### PROBLEM TO WORK ON
Print out every record exactly as it appears.

### INFORMATION SUPPLIED
# # #
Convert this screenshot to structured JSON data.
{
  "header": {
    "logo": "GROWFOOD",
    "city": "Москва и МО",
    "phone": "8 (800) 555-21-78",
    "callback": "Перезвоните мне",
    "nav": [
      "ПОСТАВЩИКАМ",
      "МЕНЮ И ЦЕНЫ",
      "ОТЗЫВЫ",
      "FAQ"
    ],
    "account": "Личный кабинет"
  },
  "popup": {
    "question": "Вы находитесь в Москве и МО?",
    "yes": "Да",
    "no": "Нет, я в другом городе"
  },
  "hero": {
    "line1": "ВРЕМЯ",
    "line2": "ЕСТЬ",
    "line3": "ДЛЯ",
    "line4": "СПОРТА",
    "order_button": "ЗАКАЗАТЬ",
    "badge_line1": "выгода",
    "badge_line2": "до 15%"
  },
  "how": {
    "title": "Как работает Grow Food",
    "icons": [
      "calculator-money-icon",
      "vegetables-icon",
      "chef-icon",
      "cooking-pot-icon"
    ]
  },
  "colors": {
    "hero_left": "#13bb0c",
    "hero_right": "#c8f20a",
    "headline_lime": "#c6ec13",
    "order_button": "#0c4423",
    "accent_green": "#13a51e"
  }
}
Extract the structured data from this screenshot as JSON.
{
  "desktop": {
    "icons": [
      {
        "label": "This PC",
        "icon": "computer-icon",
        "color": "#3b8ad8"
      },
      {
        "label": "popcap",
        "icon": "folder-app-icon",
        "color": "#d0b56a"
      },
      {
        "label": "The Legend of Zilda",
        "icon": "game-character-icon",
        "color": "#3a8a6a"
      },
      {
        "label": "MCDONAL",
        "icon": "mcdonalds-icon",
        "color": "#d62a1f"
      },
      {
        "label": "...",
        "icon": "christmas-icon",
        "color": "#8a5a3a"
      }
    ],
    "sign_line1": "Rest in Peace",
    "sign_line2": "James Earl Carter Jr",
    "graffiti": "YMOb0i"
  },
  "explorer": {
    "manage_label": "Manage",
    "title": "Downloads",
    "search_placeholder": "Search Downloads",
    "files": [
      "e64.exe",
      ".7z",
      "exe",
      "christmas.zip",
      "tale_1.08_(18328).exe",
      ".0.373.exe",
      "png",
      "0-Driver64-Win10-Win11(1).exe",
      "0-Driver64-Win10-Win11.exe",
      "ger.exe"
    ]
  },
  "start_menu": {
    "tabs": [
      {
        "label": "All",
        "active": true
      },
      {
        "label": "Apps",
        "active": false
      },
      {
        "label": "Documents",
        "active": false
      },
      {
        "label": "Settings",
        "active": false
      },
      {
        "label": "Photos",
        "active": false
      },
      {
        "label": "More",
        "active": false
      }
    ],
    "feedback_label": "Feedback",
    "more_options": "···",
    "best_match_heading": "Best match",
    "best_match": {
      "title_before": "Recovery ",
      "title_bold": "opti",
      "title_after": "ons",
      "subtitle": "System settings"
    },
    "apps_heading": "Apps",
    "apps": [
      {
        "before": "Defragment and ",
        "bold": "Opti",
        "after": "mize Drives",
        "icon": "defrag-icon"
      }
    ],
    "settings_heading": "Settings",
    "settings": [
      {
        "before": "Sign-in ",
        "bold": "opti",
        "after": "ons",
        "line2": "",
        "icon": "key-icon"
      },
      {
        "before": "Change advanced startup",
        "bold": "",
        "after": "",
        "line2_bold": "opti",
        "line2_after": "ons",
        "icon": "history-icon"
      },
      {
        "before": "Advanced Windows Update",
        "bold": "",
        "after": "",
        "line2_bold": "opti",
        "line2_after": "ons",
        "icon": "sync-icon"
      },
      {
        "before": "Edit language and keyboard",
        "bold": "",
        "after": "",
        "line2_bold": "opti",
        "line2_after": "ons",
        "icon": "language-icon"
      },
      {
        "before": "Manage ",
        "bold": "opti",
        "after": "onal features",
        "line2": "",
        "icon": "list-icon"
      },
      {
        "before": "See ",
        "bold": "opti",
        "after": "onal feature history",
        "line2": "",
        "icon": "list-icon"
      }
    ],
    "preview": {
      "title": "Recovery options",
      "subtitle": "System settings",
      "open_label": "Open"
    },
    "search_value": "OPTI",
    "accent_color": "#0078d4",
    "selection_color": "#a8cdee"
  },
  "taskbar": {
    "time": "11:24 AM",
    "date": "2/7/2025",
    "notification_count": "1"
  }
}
# # #
### FINAL RESULT
Convert this screenshot to structured JSON data.
{
  "header": {
    "logo": "GROWFOOD",
    "city": "Москва и МО",
    "phone": "8 (800) 555-21-78",
    "callback": "Перезвоните мне",
    "nav": [
      "ПОСТАВЩИКАМ",
      "МЕНЮ И ЦЕНЫ",
      "ОТЗЫВЫ",
      "FAQ"
    ],
    "account": "Личный кабинет"
  },
  "popup": {
    "question": "Вы находитесь в Москве и МО?",
    "yes": "Да",
    "no": "Нет, я в другом городе"
  },
  "hero": {
    "line1": "ВРЕМЯ",
    "line2": "ЕСТЬ",
    "line3": "ДЛЯ",
    "line4": "СПОРТА",
    "order_button": "ЗАКАЗАТЬ",
    "badge_line1": "выгода",
    "badge_line2": "до 15%"
  },
  "how": {
    "title": "Как работает Grow Food",
    "icons": [
      "calculator-money-icon",
      "vegetables-icon",
      "chef-icon",
      "cooking-pot-icon"
    ]
  },
  "colors": {
    "hero_left": "#13bb0c",
    "hero_right": "#c8f20a",
    "headline_lime": "#c6ec13",
    "order_button": "#0c4423",
    "accent_green": "#13a51e"
  }
}
Extract the structured data from this screenshot as JSON.
{
  "desktop": {
    "icons": [
      {
        "label": "This PC",
        "icon": "computer-icon",
        "color": "#3b8ad8"
      },
      {
        "label": "popcap",
        "icon": "folder-app-icon",
        "color": "#d0b56a"
      },
      {
        "label": "The Legend of Zilda",
        "icon": "game-character-icon",
        "color": "#3a8a6a"
      },
      {
        "label": "MCDONAL",
        "icon": "mcdonalds-icon",
        "color": "#d62a1f"
      },
      {
        "label": "...",
        "icon": "christmas-icon",
        "color": "#8a5a3a"
      }
    ],
    "sign_line1": "Rest in Peace",
    "sign_line2": "James Earl Carter Jr",
    "graffiti": "YMOb0i"
  },
  "explorer": {
    "manage_label": "Manage",
    "title": "Downloads",
    "search_placeholder": "Search Downloads",
    "files": [
      "e64.exe",
      ".7z",
      "exe",
      "christmas.zip",
      "tale_1.08_(18328).exe",
      ".0.373.exe",
      "png",
      "0-Driver64-Win10-Win11(1).exe",
      "0-Driver64-Win10-Win11.exe",
      "ger.exe"
    ]
  },
  "start_menu": {
    "tabs": [
      {
        "label": "All",
        "active": true
      },
      {
        "label": "Apps",
        "active": false
      },
      {
        "label": "Documents",
        "active": false
      },
      {
        "label": "Settings",
        "active": false
      },
      {
        "label": "Photos",
        "active": false
      },
      {
        "label": "More",
        "active": false
      }
    ],
    "feedback_label": "Feedback",
    "more_options": "···",
    "best_match_heading": "Best match",
    "best_match": {
      "title_before": "Recovery ",
      "title_bold": "opti",
      "title_after": "ons",
      "subtitle": "System settings"
    },
    "apps_heading": "Apps",
    "apps": [
      {
        "before": "Defragment and ",
        "bold": "Opti",
        "after": "mize Drives",
        "icon": "defrag-icon"
      }
    ],
    "settings_heading": "Settings",
    "settings": [
      {
        "before": "Sign-in ",
        "bold": "opti",
        "after": "ons",
        "line2": "",
        "icon": "key-icon"
      },
      {
        "before": "Change advanced startup",
        "bold": "",
        "after": "",
        "line2_bold": "opti",
        "line2_after": "ons",
        "icon": "history-icon"
      },
      {
        "before": "Advanced Windows Update",
        "bold": "",
        "after": "",
        "line2_bold": "opti",
        "line2_after": "ons",
        "icon": "sync-icon"
      },
      {
        "before": "Edit language and keyboard",
        "bold": "",
        "after": "",
        "line2_bold": "opti",
        "line2_after": "ons",
        "icon": "language-icon"
      },
      {
        "before": "Manage ",
        "bold": "opti",
        "after": "onal features",
        "line2": "",
        "icon": "list-icon"
      },
      {
        "before": "See ",
        "bold": "opti",
        "after": "onal feature history",
        "line2": "",
        "icon": "list-icon"
      }
    ],
    "preview": {
      "title": "Recovery options",
      "subtitle": "System settings",
      "open_label": "Open"
    },
    "search_value": "OPTI",
    "accent_color": "#0078d4",
    "selection_color": "#a8cdee"
  },
  "taskbar": {
    "time": "11:24 AM",
    "date": "2/7/2025",
    "notification_count": "1"
  }
}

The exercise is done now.